## Start Data shown

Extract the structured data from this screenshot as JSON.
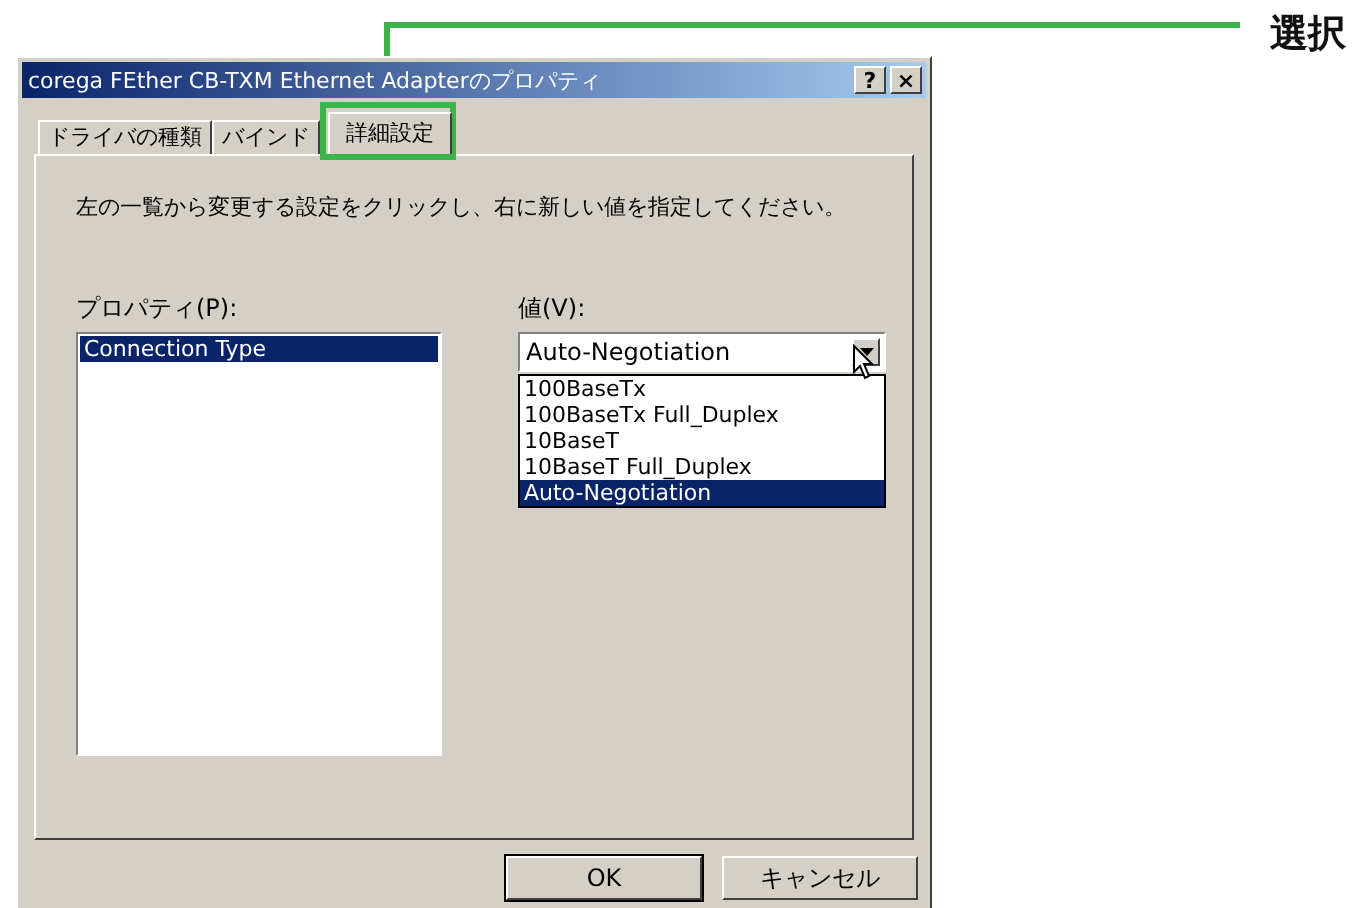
{
  "annotation": {
    "label": "選択"
  },
  "window": {
    "title": "corega FEther CB-TXM Ethernet Adapterのプロパティ",
    "help_button": "?",
    "close_button": "×"
  },
  "tabs": [
    {
      "label": "ドライバの種類",
      "selected": false
    },
    {
      "label": "バインド",
      "selected": false
    },
    {
      "label": "詳細設定",
      "selected": true
    }
  ],
  "instruction": "左の一覧から変更する設定をクリックし、右に新しい値を指定してください。",
  "property_list": {
    "label": "プロパティ(P):",
    "items": [
      {
        "label": "Connection Type",
        "selected": true
      }
    ]
  },
  "value_combo": {
    "label": "値(V):",
    "value": "Auto-Negotiation",
    "expanded": true,
    "options": [
      {
        "label": "100BaseTx",
        "selected": false
      },
      {
        "label": "100BaseTx Full_Duplex",
        "selected": false
      },
      {
        "label": "10BaseT",
        "selected": false
      },
      {
        "label": "10BaseT Full_Duplex",
        "selected": false
      },
      {
        "label": "Auto-Negotiation",
        "selected": true
      }
    ]
  },
  "buttons": [
    {
      "label": "OK",
      "default": true
    },
    {
      "label": "キャンセル",
      "default": false
    }
  ]
}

## End Data shown

### Exercise aim
Read the data above. Pull out each line in which the string "Auto" appears.

### Written answer
    "value": "Auto-Negotiation",
        "label": "Auto-Negotiation",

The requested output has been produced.